* _Goal_:
Would you retype all of these records exactly?
>> Begin Extracted information
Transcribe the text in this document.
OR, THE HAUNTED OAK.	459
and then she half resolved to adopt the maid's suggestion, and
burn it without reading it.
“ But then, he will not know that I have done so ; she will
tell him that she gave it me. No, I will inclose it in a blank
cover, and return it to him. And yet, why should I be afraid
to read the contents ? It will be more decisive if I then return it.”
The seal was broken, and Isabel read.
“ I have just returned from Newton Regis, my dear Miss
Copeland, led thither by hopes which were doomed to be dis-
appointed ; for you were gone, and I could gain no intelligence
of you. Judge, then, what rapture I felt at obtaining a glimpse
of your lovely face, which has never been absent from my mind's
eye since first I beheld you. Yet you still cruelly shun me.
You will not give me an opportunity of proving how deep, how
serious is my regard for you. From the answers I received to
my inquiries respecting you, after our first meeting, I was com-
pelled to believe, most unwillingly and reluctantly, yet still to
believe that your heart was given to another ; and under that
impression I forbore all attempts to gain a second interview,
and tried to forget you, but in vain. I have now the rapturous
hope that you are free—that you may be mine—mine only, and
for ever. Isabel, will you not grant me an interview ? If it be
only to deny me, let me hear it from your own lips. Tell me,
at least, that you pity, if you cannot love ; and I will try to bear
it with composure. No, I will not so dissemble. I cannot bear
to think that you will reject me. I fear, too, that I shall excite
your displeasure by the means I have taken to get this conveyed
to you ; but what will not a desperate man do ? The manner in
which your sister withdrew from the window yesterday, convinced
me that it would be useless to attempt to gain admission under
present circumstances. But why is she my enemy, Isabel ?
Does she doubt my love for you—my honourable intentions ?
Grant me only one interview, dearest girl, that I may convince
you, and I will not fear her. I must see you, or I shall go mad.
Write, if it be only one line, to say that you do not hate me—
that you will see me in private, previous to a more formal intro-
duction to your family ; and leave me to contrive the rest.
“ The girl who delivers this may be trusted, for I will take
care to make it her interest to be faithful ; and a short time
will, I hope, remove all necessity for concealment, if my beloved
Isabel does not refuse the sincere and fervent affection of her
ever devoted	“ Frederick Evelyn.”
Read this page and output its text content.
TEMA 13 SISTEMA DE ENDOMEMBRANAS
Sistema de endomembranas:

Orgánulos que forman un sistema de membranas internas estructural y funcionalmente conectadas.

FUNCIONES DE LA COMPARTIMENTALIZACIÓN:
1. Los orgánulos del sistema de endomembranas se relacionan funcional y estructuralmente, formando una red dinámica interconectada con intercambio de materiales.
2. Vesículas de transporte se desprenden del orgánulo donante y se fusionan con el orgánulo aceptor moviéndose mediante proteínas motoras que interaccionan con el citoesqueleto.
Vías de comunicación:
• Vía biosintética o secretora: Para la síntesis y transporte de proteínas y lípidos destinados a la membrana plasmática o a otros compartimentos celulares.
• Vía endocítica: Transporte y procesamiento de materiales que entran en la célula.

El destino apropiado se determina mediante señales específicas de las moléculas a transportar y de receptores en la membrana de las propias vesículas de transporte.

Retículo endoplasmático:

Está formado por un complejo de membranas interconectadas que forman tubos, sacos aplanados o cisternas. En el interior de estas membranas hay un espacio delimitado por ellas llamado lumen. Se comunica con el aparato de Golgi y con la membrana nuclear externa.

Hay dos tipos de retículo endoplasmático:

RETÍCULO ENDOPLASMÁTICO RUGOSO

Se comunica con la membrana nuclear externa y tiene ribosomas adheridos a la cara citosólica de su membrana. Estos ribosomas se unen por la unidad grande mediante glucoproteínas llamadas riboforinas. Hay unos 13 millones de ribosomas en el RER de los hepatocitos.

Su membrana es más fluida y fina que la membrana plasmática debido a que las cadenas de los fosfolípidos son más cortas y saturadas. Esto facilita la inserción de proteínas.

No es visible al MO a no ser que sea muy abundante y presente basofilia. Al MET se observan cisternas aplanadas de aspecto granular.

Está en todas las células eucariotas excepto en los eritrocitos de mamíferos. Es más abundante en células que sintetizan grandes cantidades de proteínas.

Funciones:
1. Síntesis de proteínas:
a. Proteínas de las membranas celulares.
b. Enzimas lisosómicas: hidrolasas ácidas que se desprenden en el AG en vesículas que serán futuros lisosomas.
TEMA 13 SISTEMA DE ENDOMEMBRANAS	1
>> End Extracted information
* _Response for this exercise_:
Transcribe the text in this document.
OR, THE HAUNTED OAK.	459
and then she half resolved to adopt the maid's suggestion, and
burn it without reading it.
“ But then, he will not know that I have done so ; she will
tell him that she gave it me. No, I will inclose it in a blank
cover, and return it to him. And yet, why should I be afraid
to read the contents ? It will be more decisive if I then return it.”
The seal was broken, and Isabel read.
“ I have just returned from Newton Regis, my dear Miss
Copeland, led thither by hopes which were doomed to be dis-
appointed ; for you were gone, and I could gain no intelligence
of you. Judge, then, what rapture I felt at obtaining a glimpse
of your lovely face, which has never been absent from my mind's
eye since first I beheld you. Yet you still cruelly shun me.
You will not give me an opportunity of proving how deep, how
serious is my regard for you. From the answers I received to
my inquiries respecting you, after our first meeting, I was com-
pelled to believe, most unwillingly and reluctantly, yet still to
believe that your heart was given to another ; and under that
impression I forbore all attempts to gain a second interview,
and tried to forget you, but in vain. I have now the rapturous
hope that you are free—that you may be mine—mine only, and
for ever. Isabel, will you not grant me an interview ? If it be
only to deny me, let me hear it from your own lips. Tell me,
at least, that you pity, if you cannot love ; and I will try to bear
it with composure. No, I will not so dissemble. I cannot bear
to think that you will reject me. I fear, too, that I shall excite
your displeasure by the means I have taken to get this conveyed
to you ; but what will not a desperate man do ? The manner in
which your sister withdrew from the window yesterday, convinced
me that it would be useless to attempt to gain admission under
present circumstances. But why is she my enemy, Isabel ?
Does she doubt my love for you—my honourable intentions ?
Grant me only one interview, dearest girl, that I may convince
you, and I will not fear her. I must see you, or I shall go mad.
Write, if it be only one line, to say that you do not hate me—
that you will see me in private, previous to a more formal intro-
duction to your family ; and leave me to contrive the rest.
“ The girl who delivers this may be trusted, for I will take
care to make it her interest to be faithful ; and a short time
will, I hope, remove all necessity for concealment, if my beloved
Isabel does not refuse the sincere and fervent affection of her
ever devoted	“ Frederick Evelyn.”
Read this page and output its text content.
TEMA 13 SISTEMA DE ENDOMEMBRANAS
Sistema de endomembranas:

Orgánulos que forman un sistema de membranas internas estructural y funcionalmente conectadas.

FUNCIONES DE LA COMPARTIMENTALIZACIÓN:
1. Los orgánulos del sistema de endomembranas se relacionan funcional y estructuralmente, formando una red dinámica interconectada con intercambio de materiales.
2. Vesículas de transporte se desprenden del orgánulo donante y se fusionan con el orgánulo aceptor moviéndose mediante proteínas motoras que interaccionan con el citoesqueleto.
Vías de comunicación:
• Vía biosintética o secretora: Para la síntesis y transporte de proteínas y lípidos destinados a la membrana plasmática o a otros compartimentos celulares.
• Vía endocítica: Transporte y procesamiento de materiales que entran en la célula.

El destino apropiado se determina mediante señales específicas de las moléculas a transportar y de receptores en la membrana de las propias vesículas de transporte.

Retículo endoplasmático:

Está formado por un complejo de membranas interconectadas que forman tubos, sacos aplanados o cisternas. En el interior de estas membranas hay un espacio delimitado por ellas llamado lumen. Se comunica con el aparato de Golgi y con la membrana nuclear externa.

Hay dos tipos de retículo endoplasmático:

RETÍCULO ENDOPLASMÁTICO RUGOSO

Se comunica con la membrana nuclear externa y tiene ribosomas adheridos a la cara citosólica de su membrana. Estos ribosomas se unen por la unidad grande mediante glucoproteínas llamadas riboforinas. Hay unos 13 millones de ribosomas en el RER de los hepatocitos.

Su membrana es más fluida y fina que la membrana plasmática debido a que las cadenas de los fosfolípidos son más cortas y saturadas. Esto facilita la inserción de proteínas.

No es visible al MO a no ser que sea muy abundante y presente basofilia. Al MET se observan cisternas aplanadas de aspecto granular.

Está en todas las células eucariotas excepto en los eritrocitos de mamíferos. Es más abundante en células que sintetizan grandes cantidades de proteínas.

Funciones:
1. Síntesis de proteínas:
a. Proteínas de las membranas celulares.
b. Enzimas lisosómicas: hidrolasas ácidas que se desprenden en el AG en vesículas que serán futuros lisosomas.
TEMA 13 SISTEMA DE ENDOMEMBRANAS	1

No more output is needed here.